## Work to be completed
Output the material word for word. Leave each picture out.

═══

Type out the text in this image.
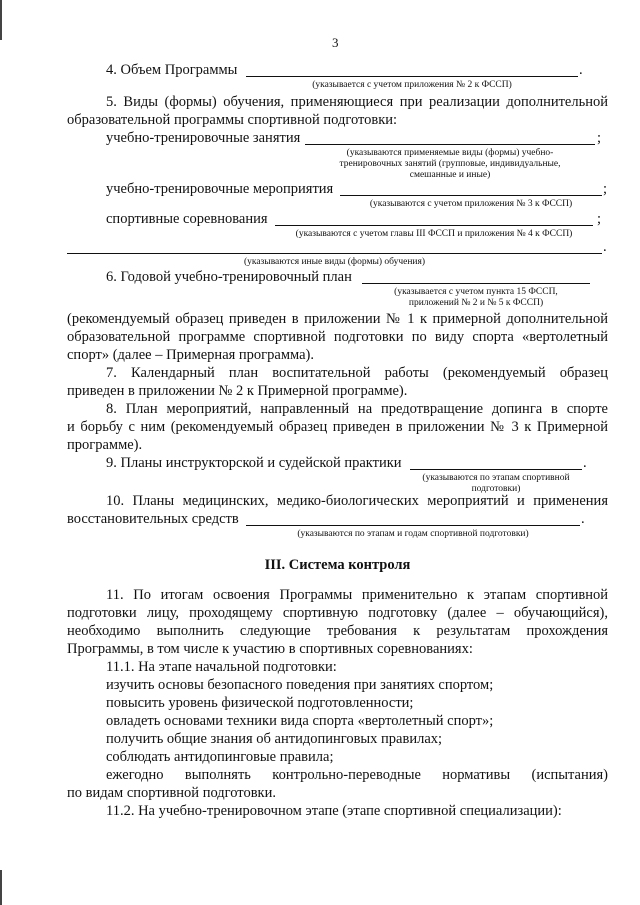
3
4. Объем Программы	.
(указывается с учетом приложения № 2 к ФССП)
5. Виды (формы) обучения, применяющиеся при реализации дополнительной
образовательной программы спортивной подготовки:
учебно-тренировочные занятия	;
(указываются применяемые виды (формы) учебно-
тренировочных занятий (групповые, индивидуальные,
смешанные и иные)
учебно-тренировочные мероприятия	;
(указываются с учетом приложения № 3 к ФССП)
спортивные соревнования	;
(указываются с учетом главы III ФССП и приложения № 4 к ФССП)
.
(указываются иные виды (формы) обучения)
6. Годовой учебно-тренировочный план
(указывается с учетом пункта 15 ФССП,
приложений № 2 и № 5 к ФССП)
(рекомендуемый образец приведен в приложении № 1 к примерной дополнительной
образовательной программе спортивной подготовки по виду спорта «вертолетный
спорт» (далее – Примерная программа).
7. Календарный план воспитательной работы (рекомендуемый образец
приведен в приложении № 2 к Примерной программе).
8. План мероприятий, направленный на предотвращение допинга в спорте
и борьбу с ним (рекомендуемый образец приведен в приложении № 3 к Примерной
программе).
9. Планы инструкторской и судейской практики	.
(указываются по этапам спортивной
подготовки)
10. Планы медицинских, медико-биологических мероприятий и применения
восстановительных средств	.
(указываются по этапам и годам спортивной подготовки)
III. Система контроля
11. По итогам освоения Программы применительно к этапам спортивной
подготовки лицу, проходящему спортивную подготовку (далее – обучающийся),
необходимо выполнить следующие требования к результатам прохождения
Программы, в том числе к участию в спортивных соревнованиях:
11.1. На этапе начальной подготовки:
изучить основы безопасного поведения при занятиях спортом;
повысить уровень физической подготовленности;
овладеть основами техники вида спорта «вертолетный спорт»;
получить общие знания об антидопинговых правилах;
соблюдать антидопинговые правила;
ежегодно выполнять контрольно-переводные нормативы (испытания)
по видам спортивной подготовки.
11.2. На учебно-тренировочном этапе (этапе спортивной специализации):
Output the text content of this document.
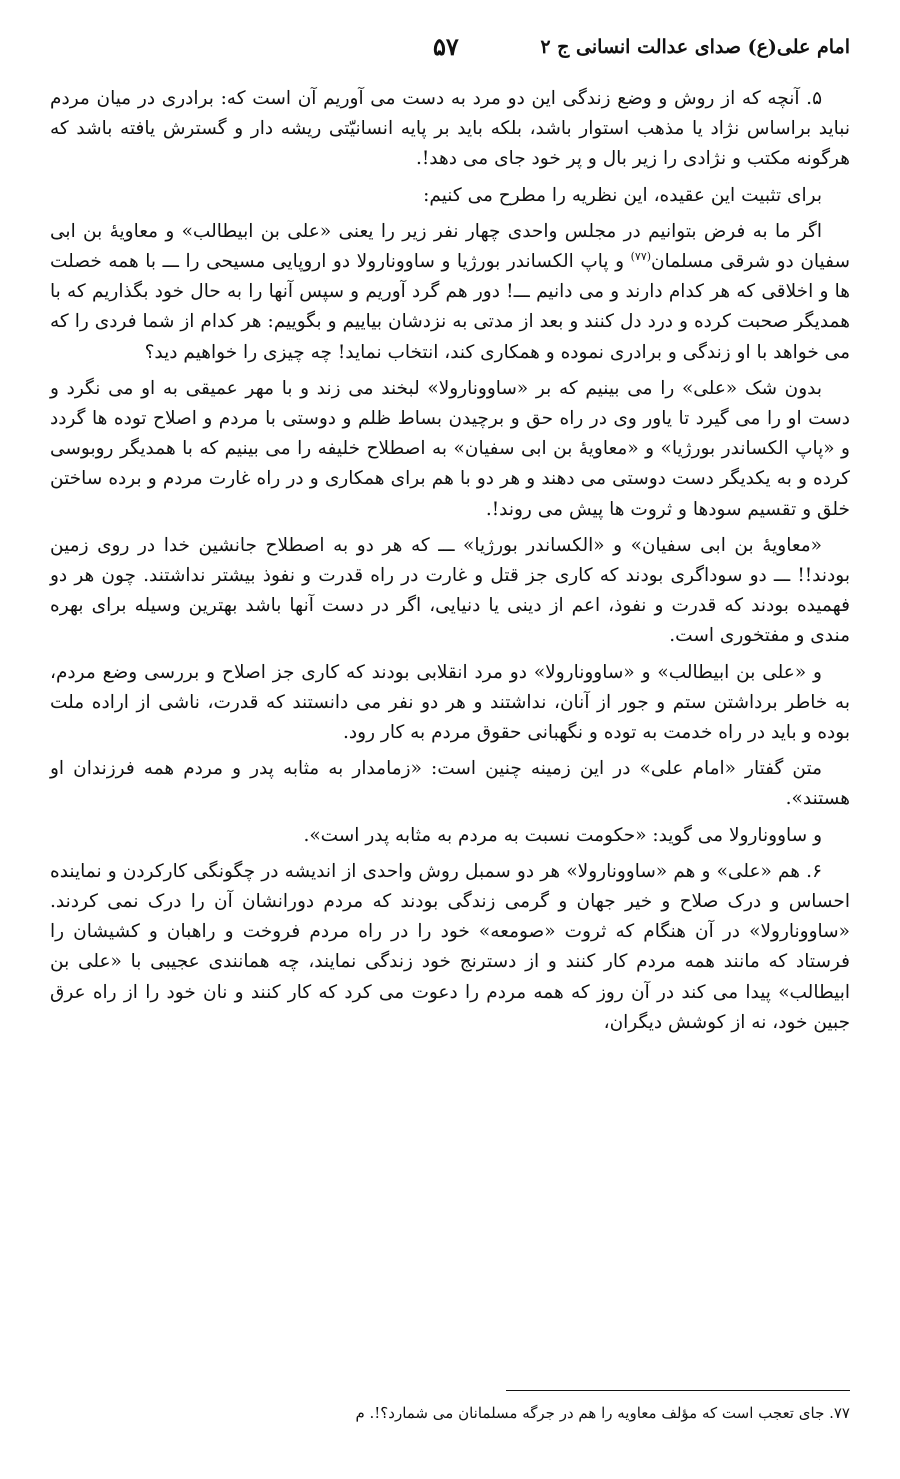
امام علی(ع) صدای عدالت انسانی ج ۲
۵۷

۵. آنچه که از روش و وضع زندگی این دو مرد به دست می آوریم آن است که: برادری در میان مردم نباید براساس نژاد یا مذهب استوار باشد، بلکه باید بر پایه انسانیّتی ریشه دار و گسترش یافته باشد که هرگونه مکتب و نژادی را زیر بال و پر خود جای می دهد!.

برای تثبیت این عقیده، این نظریه را مطرح می کنیم:

اگر ما به فرض بتوانیم در مجلس واحدی چهار نفر زیر را یعنی «علی بن ابیطالب» و معاویهٔ بن ابی سفیان دو شرقی مسلمان$^{(۷۷)}$ و پاپ الکساندر بورژیا و ساوونارولا دو اروپایی مسیحی را ـــ با همه خصلت ها و اخلاقی که هر کدام دارند و می دانیم ـــ! دور هم گرد آوریم و سپس آنها را به حال خود بگذاریم که با همدیگر صحبت کرده و درد دل کنند و بعد از مدتی به نزدشان بیاییم و بگوییم: هر کدام از شما فردی را که می خواهد با او زندگی و برادری نموده و همکاری کند، انتخاب نماید! چه چیزی را خواهیم دید؟

بدون شک «علی» را می بینیم که بر «ساوونارولا» لبخند می زند و با مهر عمیقی به او می نگرد و دست او را می گیرد تا یاور وی در راه حق و برچیدن بساط ظلم و دوستی با مردم و اصلاح توده ها گردد و «پاپ الکساندر بورژیا» و «معاویهٔ بن ابی سفیان» به اصطلاح خلیفه را می بینیم که با همدیگر روبوسی کرده و به یکدیگر دست دوستی می دهند و هر دو با هم برای همکاری و در راه غارت مردم و برده ساختن خلق و تقسیم سودها و ثروت ها پیش می روند!.

«معاویهٔ بن ابی سفیان» و «الکساندر بورژیا» ـــ که هر دو به اصطلاح جانشین خدا در روی زمین بودند!! ـــ دو سوداگری بودند که کاری جز قتل و غارت در راه قدرت و نفوذ بیشتر نداشتند. چون هر دو فهمیده بودند که قدرت و نفوذ، اعم از دینی یا دنیایی، اگر در دست آنها باشد بهترین وسیله برای بهره مندی و مفتخوری است.

و «علی بن ابیطالب» و «ساوونارولا» دو مرد انقلابی بودند که کاری جز اصلاح و بررسی وضع مردم، به خاطر برداشتن ستم و جور از آنان، نداشتند و هر دو نفر می دانستند که قدرت، ناشی از اراده ملت بوده و باید در راه خدمت به توده و نگهبانی حقوق مردم به کار رود.

متن گفتار «امام علی» در این زمینه چنین است: «زمامدار به مثابه پدر و مردم همه فرزندان او هستند».

و ساوونارولا می گوید: «حکومت نسبت به مردم به مثابه پدر است».

۶. هم «علی» و هم «ساوونارولا» هر دو سمبل روش واحدی از اندیشه در چگونگی کارکردن و نماینده احساس و درک صلاح و خیر جهان و گرمی زندگی بودند که مردم دورانشان آن را درک نمی کردند. «ساوونارولا» در آن هنگام که ثروت «صومعه» خود را در راه مردم فروخت و راهبان و کشیشان را فرستاد که مانند همه مردم کار کنند و از دسترنج خود زندگی نمایند، چه همانندی عجیبی با «علی بن ابیطالب» پیدا می کند در آن روز که همه مردم را دعوت می کرد که کار کنند و نان خود را از راه عرق جبین خود، نه از کوشش دیگران،

۷۷. جای تعجب است که مؤلف معاویه را هم در جرگه مسلمانان می شمارد؟!. م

═══

## Task solution
Type out the text in this image.
3
4. Объем Программы	.
(указывается с учетом приложения № 2 к ФССП)
5. Виды (формы) обучения, применяющиеся при реализации дополнительной
образовательной программы спортивной подготовки:
учебно-тренировочные занятия	;
(указываются применяемые виды (формы) учебно-
тренировочных занятий (групповые, индивидуальные,
смешанные и иные)
учебно-тренировочные мероприятия	;
(указываются с учетом приложения № 3 к ФССП)
спортивные соревнования	;
(указываются с учетом главы III ФССП и приложения № 4 к ФССП)
.
(указываются иные виды (формы) обучения)
6. Годовой учебно-тренировочный план
(указывается с учетом пункта 15 ФССП,
приложений № 2 и № 5 к ФССП)
(рекомендуемый образец приведен в приложении № 1 к примерной дополнительной
образовательной программе спортивной подготовки по виду спорта «вертолетный
спорт» (далее – Примерная программа).
7. Календарный план воспитательной работы (рекомендуемый образец
приведен в приложении № 2 к Примерной программе).
8. План мероприятий, направленный на предотвращение допинга в спорте
и борьбу с ним (рекомендуемый образец приведен в приложении № 3 к Примерной
программе).
9. Планы инструкторской и судейской практики	.
(указываются по этапам спортивной
подготовки)
10. Планы медицинских, медико-биологических мероприятий и применения
восстановительных средств	.
(указываются по этапам и годам спортивной подготовки)
III. Система контроля
11. По итогам освоения Программы применительно к этапам спортивной
подготовки лицу, проходящему спортивную подготовку (далее – обучающийся),
необходимо выполнить следующие требования к результатам прохождения
Программы, в том числе к участию в спортивных соревнованиях:
11.1. На этапе начальной подготовки:
изучить основы безопасного поведения при занятиях спортом;
повысить уровень физической подготовленности;
овладеть основами техники вида спорта «вертолетный спорт»;
получить общие знания об антидопинговых правилах;
соблюдать антидопинговые правила;
ежегодно выполнять контрольно-переводные нормативы (испытания)
по видам спортивной подготовки.
11.2. На учебно-тренировочном этапе (этапе спортивной специализации):
Output the text content of this document.
امام علی(ع) صدای عدالت انسانی ج ۲
۵۷

۵. آنچه که از روش و وضع زندگی این دو مرد به دست می آوریم آن است که: برادری در میان مردم نباید براساس نژاد یا مذهب استوار باشد، بلکه باید بر پایه انسانیّتی ریشه دار و گسترش یافته باشد که هرگونه مکتب و نژادی را زیر بال و پر خود جای می دهد!.

برای تثبیت این عقیده، این نظریه را مطرح می کنیم:

اگر ما به فرض بتوانیم در مجلس واحدی چهار نفر زیر را یعنی «علی بن ابیطالب» و معاویهٔ بن ابی سفیان دو شرقی مسلمان$^{(۷۷)}$ و پاپ الکساندر بورژیا و ساوونارولا دو اروپایی مسیحی را ـــ با همه خصلت ها و اخلاقی که هر کدام دارند و می دانیم ـــ! دور هم گرد آوریم و سپس آنها را به حال خود بگذاریم که با همدیگر صحبت کرده و درد دل کنند و بعد از مدتی به نزدشان بیاییم و بگوییم: هر کدام از شما فردی را که می خواهد با او زندگی و برادری نموده و همکاری کند، انتخاب نماید! چه چیزی را خواهیم دید؟

بدون شک «علی» را می بینیم که بر «ساوونارولا» لبخند می زند و با مهر عمیقی به او می نگرد و دست او را می گیرد تا یاور وی در راه حق و برچیدن بساط ظلم و دوستی با مردم و اصلاح توده ها گردد و «پاپ الکساندر بورژیا» و «معاویهٔ بن ابی سفیان» به اصطلاح خلیفه را می بینیم که با همدیگر روبوسی کرده و به یکدیگر دست دوستی می دهند و هر دو با هم برای همکاری و در راه غارت مردم و برده ساختن خلق و تقسیم سودها و ثروت ها پیش می روند!.

«معاویهٔ بن ابی سفیان» و «الکساندر بورژیا» ـــ که هر دو به اصطلاح جانشین خدا در روی زمین بودند!! ـــ دو سوداگری بودند که کاری جز قتل و غارت در راه قدرت و نفوذ بیشتر نداشتند. چون هر دو فهمیده بودند که قدرت و نفوذ، اعم از دینی یا دنیایی، اگر در دست آنها باشد بهترین وسیله برای بهره مندی و مفتخوری است.

و «علی بن ابیطالب» و «ساوونارولا» دو مرد انقلابی بودند که کاری جز اصلاح و بررسی وضع مردم، به خاطر برداشتن ستم و جور از آنان، نداشتند و هر دو نفر می دانستند که قدرت، ناشی از اراده ملت بوده و باید در راه خدمت به توده و نگهبانی حقوق مردم به کار رود.

متن گفتار «امام علی» در این زمینه چنین است: «زمامدار به مثابه پدر و مردم همه فرزندان او هستند».

و ساوونارولا می گوید: «حکومت نسبت به مردم به مثابه پدر است».

۶. هم «علی» و هم «ساوونارولا» هر دو سمبل روش واحدی از اندیشه در چگونگی کارکردن و نماینده احساس و درک صلاح و خیر جهان و گرمی زندگی بودند که مردم دورانشان آن را درک نمی کردند. «ساوونارولا» در آن هنگام که ثروت «صومعه» خود را در راه مردم فروخت و راهبان و کشیشان را فرستاد که مانند همه مردم کار کنند و از دسترنج خود زندگی نمایند، چه همانندی عجیبی با «علی بن ابیطالب» پیدا می کند در آن روز که همه مردم را دعوت می کرد که کار کنند و نان خود را از راه عرق جبین خود، نه از کوشش دیگران،

۷۷. جای تعجب است که مؤلف معاویه را هم در جرگه مسلمانان می شمارد؟!. م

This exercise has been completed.